■ **What the exercise asks**
Pick out all lines of the entries that include the word "Liquid" and copy them.
## start
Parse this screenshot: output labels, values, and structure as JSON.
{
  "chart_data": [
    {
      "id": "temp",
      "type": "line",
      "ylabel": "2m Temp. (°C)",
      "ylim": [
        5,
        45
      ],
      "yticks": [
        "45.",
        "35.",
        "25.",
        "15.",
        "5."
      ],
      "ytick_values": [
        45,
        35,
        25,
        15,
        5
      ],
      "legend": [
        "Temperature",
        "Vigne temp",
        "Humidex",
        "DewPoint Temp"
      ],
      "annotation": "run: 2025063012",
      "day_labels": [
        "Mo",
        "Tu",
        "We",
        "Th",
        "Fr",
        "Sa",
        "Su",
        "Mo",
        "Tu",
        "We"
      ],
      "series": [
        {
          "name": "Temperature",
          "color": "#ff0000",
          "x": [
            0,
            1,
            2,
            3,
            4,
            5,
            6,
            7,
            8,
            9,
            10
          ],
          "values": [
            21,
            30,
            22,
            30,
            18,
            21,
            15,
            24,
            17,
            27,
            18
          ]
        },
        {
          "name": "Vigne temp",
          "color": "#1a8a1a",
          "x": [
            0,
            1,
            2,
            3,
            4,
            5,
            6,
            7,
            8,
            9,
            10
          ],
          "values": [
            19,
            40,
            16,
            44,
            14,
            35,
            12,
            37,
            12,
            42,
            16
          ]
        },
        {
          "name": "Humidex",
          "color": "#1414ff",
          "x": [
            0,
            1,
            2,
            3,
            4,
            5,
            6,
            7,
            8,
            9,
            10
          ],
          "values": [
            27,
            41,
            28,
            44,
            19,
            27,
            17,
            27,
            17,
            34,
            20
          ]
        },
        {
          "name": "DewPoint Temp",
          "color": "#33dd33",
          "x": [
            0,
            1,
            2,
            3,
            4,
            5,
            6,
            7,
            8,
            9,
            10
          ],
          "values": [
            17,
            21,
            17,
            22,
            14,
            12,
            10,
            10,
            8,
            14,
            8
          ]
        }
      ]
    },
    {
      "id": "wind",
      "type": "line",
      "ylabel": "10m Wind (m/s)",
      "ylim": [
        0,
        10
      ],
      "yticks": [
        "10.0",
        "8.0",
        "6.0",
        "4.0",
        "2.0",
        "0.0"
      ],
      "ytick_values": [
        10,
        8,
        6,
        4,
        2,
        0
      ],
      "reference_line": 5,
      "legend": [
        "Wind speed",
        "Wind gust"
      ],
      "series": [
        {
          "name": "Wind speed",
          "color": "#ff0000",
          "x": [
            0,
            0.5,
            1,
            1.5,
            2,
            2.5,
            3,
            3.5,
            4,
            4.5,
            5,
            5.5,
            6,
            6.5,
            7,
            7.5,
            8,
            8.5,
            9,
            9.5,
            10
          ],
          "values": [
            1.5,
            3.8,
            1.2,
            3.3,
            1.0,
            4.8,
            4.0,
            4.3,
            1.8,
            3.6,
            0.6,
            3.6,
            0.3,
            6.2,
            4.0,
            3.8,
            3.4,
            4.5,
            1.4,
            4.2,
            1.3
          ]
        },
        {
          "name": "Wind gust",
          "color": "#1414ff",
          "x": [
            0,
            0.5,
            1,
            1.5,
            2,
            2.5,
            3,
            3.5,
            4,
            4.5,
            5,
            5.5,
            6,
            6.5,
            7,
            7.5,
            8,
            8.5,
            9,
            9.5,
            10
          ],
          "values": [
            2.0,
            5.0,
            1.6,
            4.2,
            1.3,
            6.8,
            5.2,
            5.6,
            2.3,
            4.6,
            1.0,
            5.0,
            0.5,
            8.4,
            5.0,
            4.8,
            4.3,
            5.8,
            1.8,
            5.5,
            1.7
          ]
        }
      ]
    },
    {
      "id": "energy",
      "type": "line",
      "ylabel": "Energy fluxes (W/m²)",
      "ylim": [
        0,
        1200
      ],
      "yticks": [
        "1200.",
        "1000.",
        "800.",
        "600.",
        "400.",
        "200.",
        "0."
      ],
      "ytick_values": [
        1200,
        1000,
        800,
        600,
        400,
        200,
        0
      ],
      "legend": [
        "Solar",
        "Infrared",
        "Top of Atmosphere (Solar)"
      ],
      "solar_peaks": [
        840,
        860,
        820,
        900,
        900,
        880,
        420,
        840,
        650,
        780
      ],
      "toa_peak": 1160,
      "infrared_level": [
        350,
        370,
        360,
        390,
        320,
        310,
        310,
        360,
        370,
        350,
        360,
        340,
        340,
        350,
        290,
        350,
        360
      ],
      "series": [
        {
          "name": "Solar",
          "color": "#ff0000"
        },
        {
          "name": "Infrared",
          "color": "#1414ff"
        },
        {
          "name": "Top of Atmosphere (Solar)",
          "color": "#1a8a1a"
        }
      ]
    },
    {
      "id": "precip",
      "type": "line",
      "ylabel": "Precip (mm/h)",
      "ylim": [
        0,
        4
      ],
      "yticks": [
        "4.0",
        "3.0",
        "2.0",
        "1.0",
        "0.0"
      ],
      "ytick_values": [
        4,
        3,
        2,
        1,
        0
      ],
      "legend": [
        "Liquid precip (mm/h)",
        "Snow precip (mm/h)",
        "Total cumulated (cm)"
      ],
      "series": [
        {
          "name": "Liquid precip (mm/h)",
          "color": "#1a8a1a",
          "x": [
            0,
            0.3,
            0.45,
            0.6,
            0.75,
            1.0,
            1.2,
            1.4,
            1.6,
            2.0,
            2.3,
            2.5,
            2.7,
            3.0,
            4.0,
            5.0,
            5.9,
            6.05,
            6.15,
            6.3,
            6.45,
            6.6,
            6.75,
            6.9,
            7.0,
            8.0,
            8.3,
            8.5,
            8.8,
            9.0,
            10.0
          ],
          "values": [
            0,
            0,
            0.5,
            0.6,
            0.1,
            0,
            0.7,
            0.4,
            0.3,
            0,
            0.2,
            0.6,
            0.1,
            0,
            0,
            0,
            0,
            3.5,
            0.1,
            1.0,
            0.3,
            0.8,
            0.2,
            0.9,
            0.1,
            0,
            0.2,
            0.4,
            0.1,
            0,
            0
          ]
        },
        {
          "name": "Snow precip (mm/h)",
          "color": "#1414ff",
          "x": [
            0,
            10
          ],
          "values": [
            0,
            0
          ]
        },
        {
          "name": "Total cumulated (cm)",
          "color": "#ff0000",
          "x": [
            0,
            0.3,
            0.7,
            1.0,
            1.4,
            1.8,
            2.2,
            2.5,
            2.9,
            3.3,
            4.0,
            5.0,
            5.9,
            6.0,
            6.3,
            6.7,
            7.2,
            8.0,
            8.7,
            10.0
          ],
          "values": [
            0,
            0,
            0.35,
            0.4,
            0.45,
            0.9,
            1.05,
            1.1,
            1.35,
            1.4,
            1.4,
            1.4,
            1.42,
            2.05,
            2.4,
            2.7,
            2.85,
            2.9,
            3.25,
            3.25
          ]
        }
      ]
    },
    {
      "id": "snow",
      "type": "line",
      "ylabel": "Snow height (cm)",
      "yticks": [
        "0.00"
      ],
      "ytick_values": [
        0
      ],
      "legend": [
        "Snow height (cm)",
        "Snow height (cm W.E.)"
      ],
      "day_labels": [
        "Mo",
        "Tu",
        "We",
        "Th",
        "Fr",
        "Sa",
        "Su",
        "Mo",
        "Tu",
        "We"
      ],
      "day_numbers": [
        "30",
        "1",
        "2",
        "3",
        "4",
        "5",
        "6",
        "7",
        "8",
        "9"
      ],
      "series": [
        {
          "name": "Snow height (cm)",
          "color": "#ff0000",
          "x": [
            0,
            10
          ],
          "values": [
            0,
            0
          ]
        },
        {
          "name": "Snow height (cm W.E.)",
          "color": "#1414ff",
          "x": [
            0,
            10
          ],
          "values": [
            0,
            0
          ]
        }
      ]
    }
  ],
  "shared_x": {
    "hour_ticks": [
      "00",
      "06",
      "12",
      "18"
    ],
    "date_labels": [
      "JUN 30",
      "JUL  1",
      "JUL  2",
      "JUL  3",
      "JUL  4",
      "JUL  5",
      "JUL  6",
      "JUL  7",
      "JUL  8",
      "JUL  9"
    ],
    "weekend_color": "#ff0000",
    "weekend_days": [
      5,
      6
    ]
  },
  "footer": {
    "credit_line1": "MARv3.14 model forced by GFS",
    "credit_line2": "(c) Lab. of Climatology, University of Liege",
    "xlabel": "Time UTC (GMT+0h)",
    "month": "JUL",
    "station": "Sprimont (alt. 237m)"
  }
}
## end
■ **Response for this exercise**
        "Liquid precip (mm/h)",
          "name": "Liquid precip (mm/h)",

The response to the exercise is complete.